• LISTED RECORDS
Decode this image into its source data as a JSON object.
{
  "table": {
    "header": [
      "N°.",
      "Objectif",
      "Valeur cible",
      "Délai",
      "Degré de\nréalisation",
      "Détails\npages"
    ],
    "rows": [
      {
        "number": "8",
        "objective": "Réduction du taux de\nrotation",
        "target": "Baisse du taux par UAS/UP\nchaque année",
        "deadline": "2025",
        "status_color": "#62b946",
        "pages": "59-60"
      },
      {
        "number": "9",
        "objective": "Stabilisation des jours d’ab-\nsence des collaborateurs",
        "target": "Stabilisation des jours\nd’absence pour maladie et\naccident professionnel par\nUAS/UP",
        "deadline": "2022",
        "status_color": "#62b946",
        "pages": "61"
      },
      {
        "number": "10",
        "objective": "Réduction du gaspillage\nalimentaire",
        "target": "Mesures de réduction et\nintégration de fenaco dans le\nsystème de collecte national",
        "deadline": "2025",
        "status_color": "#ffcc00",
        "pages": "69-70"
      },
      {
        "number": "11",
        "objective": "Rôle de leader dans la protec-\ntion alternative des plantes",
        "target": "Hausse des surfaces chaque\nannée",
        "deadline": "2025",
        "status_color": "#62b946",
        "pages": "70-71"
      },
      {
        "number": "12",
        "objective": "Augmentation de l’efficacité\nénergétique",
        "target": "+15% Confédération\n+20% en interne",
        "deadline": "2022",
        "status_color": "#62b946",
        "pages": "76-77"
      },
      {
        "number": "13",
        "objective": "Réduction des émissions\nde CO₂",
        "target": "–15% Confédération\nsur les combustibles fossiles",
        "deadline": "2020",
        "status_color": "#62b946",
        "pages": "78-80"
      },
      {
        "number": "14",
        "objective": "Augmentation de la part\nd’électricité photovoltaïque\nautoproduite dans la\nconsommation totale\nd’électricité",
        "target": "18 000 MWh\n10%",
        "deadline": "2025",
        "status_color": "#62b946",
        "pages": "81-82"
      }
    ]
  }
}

• OBJECTIVE
Each line of the material above needs to be quoted exactly, please.

• EXERCISE SOLUTION
Decode this image into its source data as a JSON object.
{
  "table": {
    "header": [
      "N°.",
      "Objectif",
      "Valeur cible",
      "Délai",
      "Degré de\nréalisation",
      "Détails\npages"
    ],
    "rows": [
      {
        "number": "8",
        "objective": "Réduction du taux de\nrotation",
        "target": "Baisse du taux par UAS/UP\nchaque année",
        "deadline": "2025",
        "status_color": "#62b946",
        "pages": "59-60"
      },
      {
        "number": "9",
        "objective": "Stabilisation des jours d’ab-\nsence des collaborateurs",
        "target": "Stabilisation des jours\nd’absence pour maladie et\naccident professionnel par\nUAS/UP",
        "deadline": "2022",
        "status_color": "#62b946",
        "pages": "61"
      },
      {
        "number": "10",
        "objective": "Réduction du gaspillage\nalimentaire",
        "target": "Mesures de réduction et\nintégration de fenaco dans le\nsystème de collecte national",
        "deadline": "2025",
        "status_color": "#ffcc00",
        "pages": "69-70"
      },
      {
        "number": "11",
        "objective": "Rôle de leader dans la protec-\ntion alternative des plantes",
        "target": "Hausse des surfaces chaque\nannée",
        "deadline": "2025",
        "status_color": "#62b946",
        "pages": "70-71"
      },
      {
        "number": "12",
        "objective": "Augmentation de l’efficacité\nénergétique",
        "target": "+15% Confédération\n+20% en interne",
        "deadline": "2022",
        "status_color": "#62b946",
        "pages": "76-77"
      },
      {
        "number": "13",
        "objective": "Réduction des émissions\nde CO₂",
        "target": "–15% Confédération\nsur les combustibles fossiles",
        "deadline": "2020",
        "status_color": "#62b946",
        "pages": "78-80"
      },
      {
        "number": "14",
        "objective": "Augmentation de la part\nd’électricité photovoltaïque\nautoproduite dans la\nconsommation totale\nd’électricité",
        "target": "18 000 MWh\n10%",
        "deadline": "2025",
        "status_color": "#62b946",
        "pages": "81-82"
      }
    ]
  }
}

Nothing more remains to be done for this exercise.